= Work to complete =
Reproduce the material from its first line through the line containing "- legend-label: 粗钢产能利用率（右轴）: [826, 324, 947, 338]", renaming "y-right-tick-label" to "right-axis-tick-label" and leaving everything else unchanged.

══ Dataset content ══

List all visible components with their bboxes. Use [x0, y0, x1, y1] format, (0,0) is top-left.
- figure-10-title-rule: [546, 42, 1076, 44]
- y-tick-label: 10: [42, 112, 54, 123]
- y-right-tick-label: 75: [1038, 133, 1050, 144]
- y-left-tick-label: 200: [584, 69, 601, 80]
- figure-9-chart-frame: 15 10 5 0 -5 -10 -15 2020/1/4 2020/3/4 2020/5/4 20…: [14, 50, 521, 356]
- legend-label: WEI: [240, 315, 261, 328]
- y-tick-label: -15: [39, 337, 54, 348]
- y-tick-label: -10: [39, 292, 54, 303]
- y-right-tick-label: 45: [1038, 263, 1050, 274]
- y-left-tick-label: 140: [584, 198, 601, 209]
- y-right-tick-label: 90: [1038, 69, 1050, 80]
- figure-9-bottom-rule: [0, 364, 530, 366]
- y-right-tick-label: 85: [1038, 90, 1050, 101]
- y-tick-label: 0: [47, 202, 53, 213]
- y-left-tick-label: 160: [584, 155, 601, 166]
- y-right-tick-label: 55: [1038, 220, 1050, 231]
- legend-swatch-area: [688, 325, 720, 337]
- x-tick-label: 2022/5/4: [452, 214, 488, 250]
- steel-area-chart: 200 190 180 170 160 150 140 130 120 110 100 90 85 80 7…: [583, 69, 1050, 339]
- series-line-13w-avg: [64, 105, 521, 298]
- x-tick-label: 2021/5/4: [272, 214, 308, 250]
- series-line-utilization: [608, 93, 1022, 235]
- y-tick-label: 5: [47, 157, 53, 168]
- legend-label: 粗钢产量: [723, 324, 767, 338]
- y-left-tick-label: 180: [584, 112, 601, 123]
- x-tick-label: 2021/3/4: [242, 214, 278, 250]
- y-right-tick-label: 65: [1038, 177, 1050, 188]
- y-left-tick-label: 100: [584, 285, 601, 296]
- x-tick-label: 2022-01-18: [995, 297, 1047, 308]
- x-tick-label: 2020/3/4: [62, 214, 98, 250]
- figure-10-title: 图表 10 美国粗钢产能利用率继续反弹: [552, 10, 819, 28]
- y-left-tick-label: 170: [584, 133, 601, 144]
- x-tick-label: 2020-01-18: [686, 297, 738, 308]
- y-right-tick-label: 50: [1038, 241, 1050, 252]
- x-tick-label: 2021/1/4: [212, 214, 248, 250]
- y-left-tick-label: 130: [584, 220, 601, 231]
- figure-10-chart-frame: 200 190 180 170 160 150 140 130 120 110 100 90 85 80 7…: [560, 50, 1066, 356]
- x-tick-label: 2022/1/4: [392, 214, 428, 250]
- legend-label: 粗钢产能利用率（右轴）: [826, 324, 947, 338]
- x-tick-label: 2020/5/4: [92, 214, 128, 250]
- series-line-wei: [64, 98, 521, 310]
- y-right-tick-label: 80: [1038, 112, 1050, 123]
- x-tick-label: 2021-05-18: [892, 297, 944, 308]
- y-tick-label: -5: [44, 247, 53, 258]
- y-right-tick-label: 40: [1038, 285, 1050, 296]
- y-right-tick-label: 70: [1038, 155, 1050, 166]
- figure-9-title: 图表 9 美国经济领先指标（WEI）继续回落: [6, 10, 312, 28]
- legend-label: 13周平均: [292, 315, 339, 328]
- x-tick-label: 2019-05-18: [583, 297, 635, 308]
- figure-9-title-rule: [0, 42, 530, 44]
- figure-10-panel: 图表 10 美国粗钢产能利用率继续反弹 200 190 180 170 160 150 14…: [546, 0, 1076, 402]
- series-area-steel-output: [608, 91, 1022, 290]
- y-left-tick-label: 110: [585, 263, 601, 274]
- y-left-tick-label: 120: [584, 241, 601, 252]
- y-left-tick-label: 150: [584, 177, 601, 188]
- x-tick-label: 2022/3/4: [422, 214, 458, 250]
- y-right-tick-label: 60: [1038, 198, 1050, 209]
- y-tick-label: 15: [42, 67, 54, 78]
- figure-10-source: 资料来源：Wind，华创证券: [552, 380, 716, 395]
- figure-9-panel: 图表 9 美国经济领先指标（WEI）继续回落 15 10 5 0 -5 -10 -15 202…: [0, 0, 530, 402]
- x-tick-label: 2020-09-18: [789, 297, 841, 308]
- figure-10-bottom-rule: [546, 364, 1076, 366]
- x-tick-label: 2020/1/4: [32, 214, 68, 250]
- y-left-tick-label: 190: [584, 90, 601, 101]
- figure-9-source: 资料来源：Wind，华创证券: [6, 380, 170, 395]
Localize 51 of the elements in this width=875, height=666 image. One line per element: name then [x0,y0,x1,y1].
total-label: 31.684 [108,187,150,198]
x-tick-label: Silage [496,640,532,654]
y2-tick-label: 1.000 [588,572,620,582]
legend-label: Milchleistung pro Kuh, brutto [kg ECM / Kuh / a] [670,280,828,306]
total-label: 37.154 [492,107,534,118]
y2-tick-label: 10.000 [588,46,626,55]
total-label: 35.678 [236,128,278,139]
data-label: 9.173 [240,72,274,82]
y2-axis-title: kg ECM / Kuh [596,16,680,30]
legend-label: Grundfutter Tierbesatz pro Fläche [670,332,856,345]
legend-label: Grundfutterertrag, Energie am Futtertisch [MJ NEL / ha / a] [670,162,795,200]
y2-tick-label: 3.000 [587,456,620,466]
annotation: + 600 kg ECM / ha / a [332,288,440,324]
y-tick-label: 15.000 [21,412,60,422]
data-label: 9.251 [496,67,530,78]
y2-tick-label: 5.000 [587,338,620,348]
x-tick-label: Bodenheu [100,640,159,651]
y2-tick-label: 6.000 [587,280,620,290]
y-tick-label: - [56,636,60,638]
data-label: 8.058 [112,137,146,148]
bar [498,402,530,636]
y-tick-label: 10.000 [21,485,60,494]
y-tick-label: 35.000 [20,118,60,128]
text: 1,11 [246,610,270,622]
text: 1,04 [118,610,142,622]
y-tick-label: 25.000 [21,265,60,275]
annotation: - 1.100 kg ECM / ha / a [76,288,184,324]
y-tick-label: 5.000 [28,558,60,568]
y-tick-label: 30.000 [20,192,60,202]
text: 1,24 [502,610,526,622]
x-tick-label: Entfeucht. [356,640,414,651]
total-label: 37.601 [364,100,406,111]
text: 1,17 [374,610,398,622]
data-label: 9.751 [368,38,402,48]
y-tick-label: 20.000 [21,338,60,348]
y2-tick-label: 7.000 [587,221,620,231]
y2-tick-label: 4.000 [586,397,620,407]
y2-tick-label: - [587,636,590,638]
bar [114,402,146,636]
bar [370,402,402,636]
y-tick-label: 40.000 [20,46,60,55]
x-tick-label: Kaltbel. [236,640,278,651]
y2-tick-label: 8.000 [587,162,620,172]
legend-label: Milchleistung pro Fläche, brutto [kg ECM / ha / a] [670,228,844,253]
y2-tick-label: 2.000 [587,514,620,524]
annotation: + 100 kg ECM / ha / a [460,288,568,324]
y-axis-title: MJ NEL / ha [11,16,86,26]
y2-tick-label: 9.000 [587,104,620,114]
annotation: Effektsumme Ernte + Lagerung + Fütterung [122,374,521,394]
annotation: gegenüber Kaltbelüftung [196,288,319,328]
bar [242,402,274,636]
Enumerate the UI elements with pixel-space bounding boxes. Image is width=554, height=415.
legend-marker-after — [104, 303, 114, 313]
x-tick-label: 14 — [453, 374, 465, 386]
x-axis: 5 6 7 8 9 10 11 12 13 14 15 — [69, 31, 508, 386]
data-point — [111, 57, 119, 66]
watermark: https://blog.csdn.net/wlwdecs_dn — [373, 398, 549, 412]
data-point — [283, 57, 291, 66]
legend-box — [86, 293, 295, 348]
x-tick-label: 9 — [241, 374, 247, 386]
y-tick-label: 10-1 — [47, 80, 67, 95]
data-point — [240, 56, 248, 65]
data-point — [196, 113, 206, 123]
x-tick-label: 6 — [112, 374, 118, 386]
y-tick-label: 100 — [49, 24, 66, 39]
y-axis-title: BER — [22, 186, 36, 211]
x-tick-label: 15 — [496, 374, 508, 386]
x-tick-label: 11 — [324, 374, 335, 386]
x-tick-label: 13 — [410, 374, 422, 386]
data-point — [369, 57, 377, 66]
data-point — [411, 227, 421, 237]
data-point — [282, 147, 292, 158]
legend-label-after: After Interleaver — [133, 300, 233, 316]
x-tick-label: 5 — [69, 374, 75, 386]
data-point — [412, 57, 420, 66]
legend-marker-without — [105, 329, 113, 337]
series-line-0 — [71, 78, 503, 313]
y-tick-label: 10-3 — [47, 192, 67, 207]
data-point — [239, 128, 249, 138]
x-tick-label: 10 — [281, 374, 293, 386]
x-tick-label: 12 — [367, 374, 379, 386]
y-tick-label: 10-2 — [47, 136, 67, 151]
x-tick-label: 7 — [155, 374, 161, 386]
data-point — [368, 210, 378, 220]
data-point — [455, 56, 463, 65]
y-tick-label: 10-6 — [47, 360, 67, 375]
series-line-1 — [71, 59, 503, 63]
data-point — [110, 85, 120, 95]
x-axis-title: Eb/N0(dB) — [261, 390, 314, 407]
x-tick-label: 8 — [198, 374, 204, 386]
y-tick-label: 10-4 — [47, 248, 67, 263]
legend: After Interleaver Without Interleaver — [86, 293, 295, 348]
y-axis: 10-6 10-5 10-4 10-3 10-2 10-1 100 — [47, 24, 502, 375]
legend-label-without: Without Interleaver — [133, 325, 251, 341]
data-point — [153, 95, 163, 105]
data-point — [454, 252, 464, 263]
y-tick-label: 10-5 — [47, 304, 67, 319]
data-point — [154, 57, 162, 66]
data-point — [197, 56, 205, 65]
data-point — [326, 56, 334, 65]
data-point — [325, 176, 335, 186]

═══

= Response to the exercise =
List all visible components with their bboxes. Use [x0, y0, x1, y1] format, (0,0) is top-left.
- figure-10-title-rule: [546, 42, 1076, 44]
- y-tick-label: 10: [42, 112, 54, 123]
- right-axis-tick-label: 75: [1038, 133, 1050, 144]
- y-left-tick-label: 200: [584, 69, 601, 80]
- figure-9-chart-frame: 15 10 5 0 -5 -10 -15 2020/1/4 2020/3/4 2020/5/4 20…: [14, 50, 521, 356]
- legend-label: WEI: [240, 315, 261, 328]
- y-tick-label: -15: [39, 337, 54, 348]
- y-tick-label: -10: [39, 292, 54, 303]
- right-axis-tick-label: 45: [1038, 263, 1050, 274]
- y-left-tick-label: 140: [584, 198, 601, 209]
- right-axis-tick-label: 90: [1038, 69, 1050, 80]
- figure-9-bottom-rule: [0, 364, 530, 366]
- right-axis-tick-label: 85: [1038, 90, 1050, 101]
- y-tick-label: 0: [47, 202, 53, 213]
- y-left-tick-label: 160: [584, 155, 601, 166]
- right-axis-tick-label: 55: [1038, 220, 1050, 231]
- legend-swatch-area: [688, 325, 720, 337]
- x-tick-label: 2022/5/4: [452, 214, 488, 250]
- steel-area-chart: 200 190 180 170 160 150 140 130 120 110 100 90 85 80 7…: [583, 69, 1050, 339]
- series-line-13w-avg: [64, 105, 521, 298]
- x-tick-label: 2021/5/4: [272, 214, 308, 250]
- series-line-utilization: [608, 93, 1022, 235]
- y-tick-label: 5: [47, 157, 53, 168]
- legend-label: 粗钢产量: [723, 324, 767, 338]
- y-left-tick-label: 180: [584, 112, 601, 123]
- x-tick-label: 2021/3/4: [242, 214, 278, 250]
- right-axis-tick-label: 65: [1038, 177, 1050, 188]
- y-left-tick-label: 100: [584, 285, 601, 296]
- x-tick-label: 2022-01-18: [995, 297, 1047, 308]
- x-tick-label: 2020/3/4: [62, 214, 98, 250]
- figure-10-title: 图表 10 美国粗钢产能利用率继续反弹: [552, 10, 819, 28]
- y-left-tick-label: 170: [584, 133, 601, 144]
- x-tick-label: 2020-01-18: [686, 297, 738, 308]
- right-axis-tick-label: 50: [1038, 241, 1050, 252]
- x-tick-label: 2021/1/4: [212, 214, 248, 250]
- y-left-tick-label: 130: [584, 220, 601, 231]
- figure-10-chart-frame: 200 190 180 170 160 150 140 130 120 110 100 90 85 80 7…: [560, 50, 1066, 356]
- x-tick-label: 2022/1/4: [392, 214, 428, 250]
- legend-label: 粗钢产能利用率（右轴）: [826, 324, 947, 338]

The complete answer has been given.